TEXTO DE LECTURA:
Gerardo Pereira Menaut nos habla del aspecto étnico-histórico atribuido a los pueblos y la existencia política de la ciudadania en un termino amplio ajustado al derecho, para explicarlo y analizarlo recurre a la sociedad existente en los tiempos del Imperio Romano.
Construcción Social Europea
¿Qué es un ciudadano (europeo)?
por Gerardo Pereira Menaut
La vieja teoría romana de la ciudadanía (civitas), que fue la base imprescindible para la constitución de aquel gran Imperio, y de la cual aún somos deudores, contiene todavía secretos que pueden ser de mucho interés en esta España y esta Europa que debaten con renovada pasión acerca de la integración de minorías, grupos de población no tan minoritarios (o de un estado como Turquía), de marcada identidad nacional-cultural-religiosa, en nuestros estados modernos. Estamos acostumbrados a pensar que un ciudadano es aquel miembro de la comunidad política, del Estado, si se prefiere, cuya definición está dada en la pertinente Constitución Política: sujeto de derechos y deberes, el conjunto de los cuales constituye precisamente la ciudadanía. Desde esta perspectiva, todos los españoles y todos los europeos somos o seremos iguales. Pero eso es sólo el aspecto político de la cuestión. Se trata aquí de la ciudadanía.

LISTADO:

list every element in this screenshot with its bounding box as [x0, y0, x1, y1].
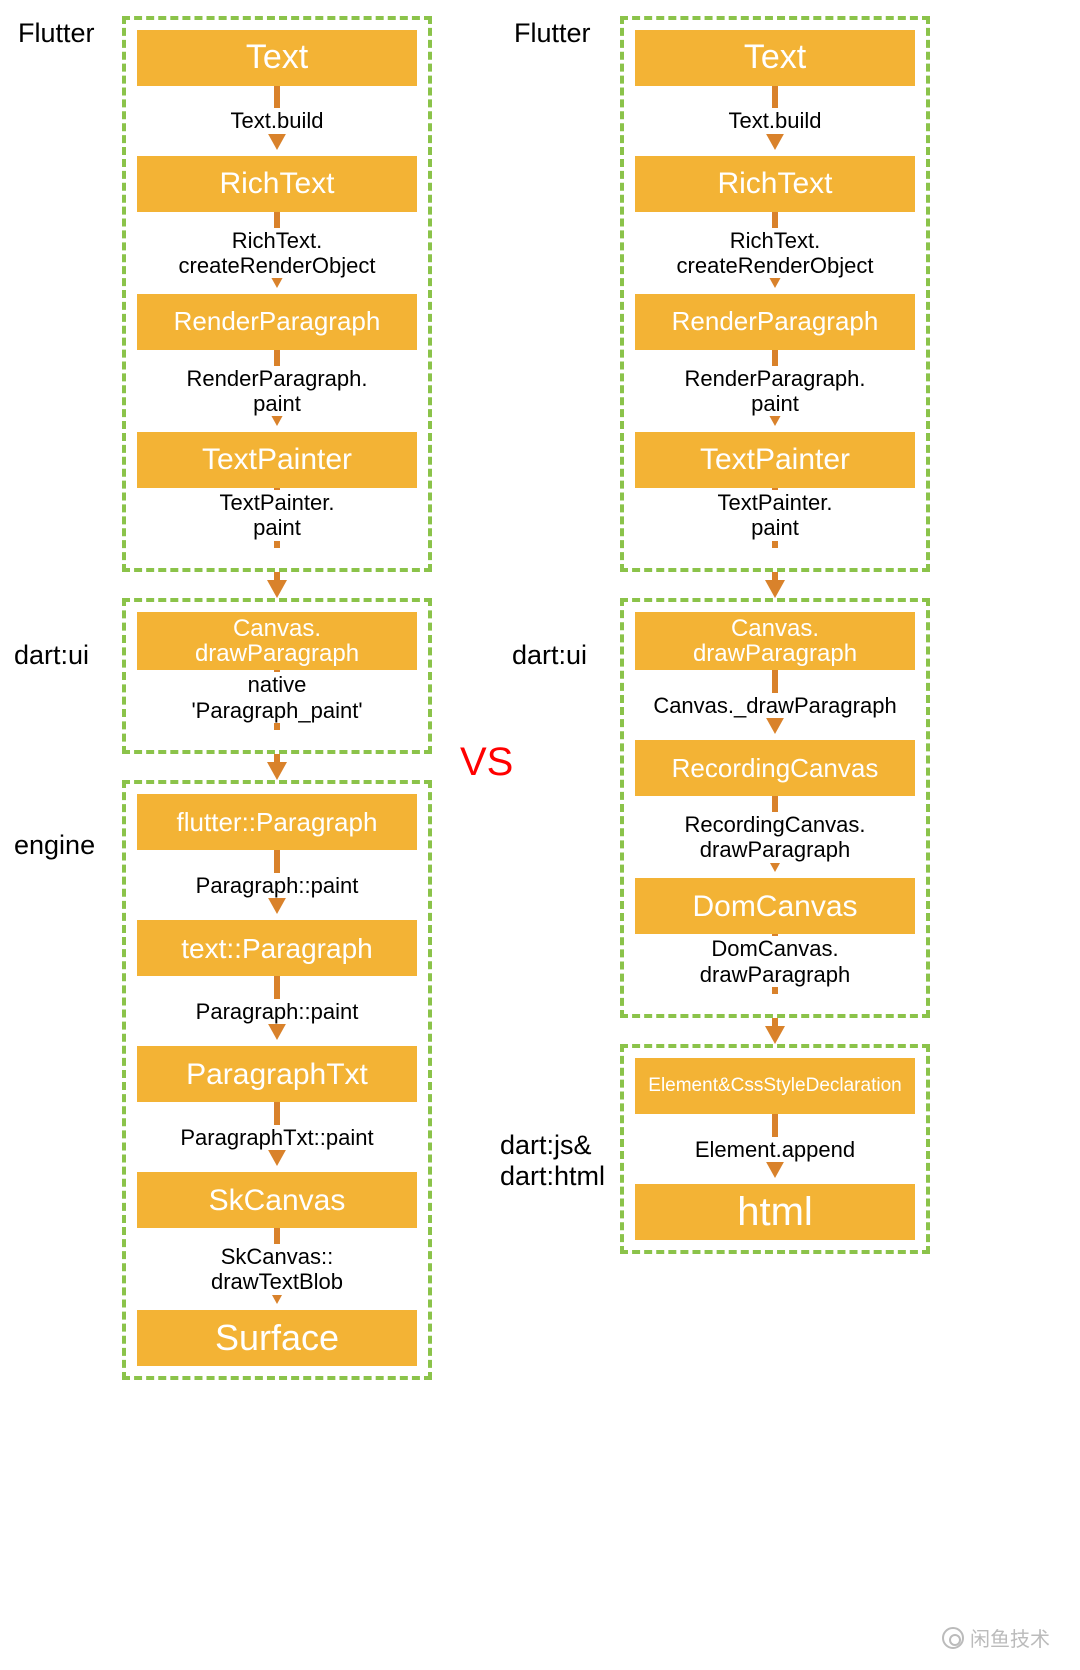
edge: DomCanvas. drawParagraph	[696, 934, 854, 1004]
edge-label: DomCanvas. drawParagraph	[696, 936, 854, 987]
section-group: Text Text.build RichText RichText. createRe…	[122, 16, 432, 572]
edge-label: Paragraph::paint	[192, 999, 363, 1024]
section-label: Flutter	[18, 18, 95, 49]
edge: Text.build	[227, 86, 328, 156]
arrow	[267, 754, 287, 782]
flow-node: ParagraphTxt	[137, 1046, 417, 1102]
section-label: dart:ui	[512, 640, 587, 671]
section-group: Element&CssStyleDeclaration Element.appen…	[620, 1044, 930, 1254]
edge-label: RenderParagraph. paint	[680, 366, 869, 417]
flow-node: RichText	[137, 156, 417, 212]
flow-node: Canvas. drawParagraph	[635, 612, 915, 670]
edge: Paragraph::paint	[192, 976, 363, 1046]
wechat-icon	[942, 1627, 964, 1649]
flow-node: flutter::Paragraph	[137, 794, 417, 850]
edge: ParagraphTxt::paint	[176, 1102, 377, 1172]
edge-label: TextPainter. paint	[714, 490, 837, 541]
arrow	[267, 572, 287, 600]
flow-node: Text	[635, 30, 915, 86]
flow-node: TextPainter	[137, 432, 417, 488]
section-label: engine	[14, 830, 95, 861]
edge: Text.build	[725, 86, 826, 156]
watermark: 闲鱼技术	[942, 1623, 1050, 1652]
edge-label: SkCanvas:: drawTextBlob	[207, 1244, 347, 1295]
edge: Canvas._drawParagraph	[649, 670, 900, 740]
flow-node: html	[635, 1184, 915, 1240]
section-group: flutter::ParagraphParagraph::painttext::…	[122, 780, 432, 1380]
section-group: Text Text.build RichText RichText. createRe…	[620, 16, 930, 572]
edge-label: RichText. createRenderObject	[673, 228, 878, 279]
edge: native 'Paragraph_paint'	[187, 670, 366, 740]
section-group: Canvas. drawParagraph Canvas._drawParagra…	[620, 598, 930, 1018]
flow-node: RichText	[635, 156, 915, 212]
edge: Paragraph::paint	[192, 850, 363, 920]
watermark-text: 闲鱼技术	[970, 1623, 1050, 1652]
edge-label: Text.build	[725, 108, 826, 133]
flow-node: TextPainter	[635, 432, 915, 488]
edge-label: ParagraphTxt::paint	[176, 1125, 377, 1150]
edge: RenderParagraph. paint	[680, 350, 869, 432]
edge-label: Canvas._drawParagraph	[649, 693, 900, 718]
edge: TextPainter. paint	[714, 488, 837, 558]
edge: RichText. createRenderObject	[673, 212, 878, 294]
flow-node: RenderParagraph	[137, 294, 417, 350]
flow-node: DomCanvas	[635, 878, 915, 934]
section-label: dart:js& dart:html	[500, 1130, 605, 1192]
edge: SkCanvas:: drawTextBlob	[207, 1228, 347, 1310]
section-label: Flutter	[514, 18, 591, 49]
edge-label: TextPainter. paint	[216, 490, 339, 541]
flow-node: Element&CssStyleDeclaration	[635, 1058, 915, 1114]
flow-node: Text	[137, 30, 417, 86]
flow-node: Surface	[137, 1310, 417, 1366]
section-group: Canvas. drawParagraphnative 'Paragraph_p…	[122, 598, 432, 754]
arrow	[765, 572, 785, 600]
flow-node: Canvas. drawParagraph	[137, 612, 417, 670]
edge-label: RecordingCanvas. drawParagraph	[681, 812, 870, 863]
flow-node: SkCanvas	[137, 1172, 417, 1228]
edge-label: Element.append	[691, 1137, 859, 1162]
edge-label: Text.build	[227, 108, 328, 133]
edge: RichText. createRenderObject	[175, 212, 380, 294]
flow-node: text::Paragraph	[137, 920, 417, 976]
edge: RenderParagraph. paint	[182, 350, 371, 432]
vs-label: VS	[460, 740, 513, 785]
edge-label: RichText. createRenderObject	[175, 228, 380, 279]
edge: Element.append	[691, 1114, 859, 1184]
edge: RecordingCanvas. drawParagraph	[681, 796, 870, 878]
section-label: dart:ui	[14, 640, 89, 671]
edge: TextPainter. paint	[216, 488, 339, 558]
edge-label: Paragraph::paint	[192, 873, 363, 898]
edge-label: RenderParagraph. paint	[182, 366, 371, 417]
edge-label: native 'Paragraph_paint'	[187, 672, 366, 723]
right-column: Text Text.build RichText RichText. createRe…	[620, 12, 930, 1258]
flow-node: RecordingCanvas	[635, 740, 915, 796]
left-column: Text Text.build RichText RichText. createRe…	[122, 12, 432, 1384]
arrow	[765, 1018, 785, 1046]
flow-node: RenderParagraph	[635, 294, 915, 350]
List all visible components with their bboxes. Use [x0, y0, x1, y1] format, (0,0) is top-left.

PARTES DEL EJERCICIO:
1. En el texto sobre la ciudadanía, ¿qué es lo que forma precisamente la ciudadanía?
2. Según el texto sobre la ciudadanía, ¿por qué la vieja teoría romana de la ciudadanía puede interesar hoy en España y en Europa? Responde en una a tres oraciones.
3. Retoma el texto sobre la ciudadanía justo después de su última oración y sigue escribiéndolo.
El listado es material aparte, independiente del texto sobre la ciudadanía.

RESPUESTAS POR TAREA:
1. El conjunto de los derechos y deberes de los que el ciudadano es sujeto.

2. Porque todavía guarda secretos que pueden servir a una España y una Europa que discuten con renovada pasión cómo integrar en sus estados modernos a minorías y a grupos no tan minoritarios, o a un estado como Turquía, de marcada identidad nacional, cultural y religiosa.

3.
Otra cosa es el aspecto étnico-histórico: todo aquello que un pueblo ha desarrollado a lo largo de su historia: lengua, religión, costumbres, mentalidad y una conciencia de ser un pueblo, que para ellos será una entidad histórica única por definición. Desde esta perspectiva, todos los europeos, pueblo a pueblo, somos y seremos diferentes. Se trata ahora de la identidad. Debe observarse que ‘étnico’ procede del término griego ‘ethne’, que significa ‘pueblo’, no ‘raza’ ni nada parecido. ‘Étnico-histórico’ es lo que a lo largo de la Historia ha llegado a ser ‘lo propio de un pueblo’.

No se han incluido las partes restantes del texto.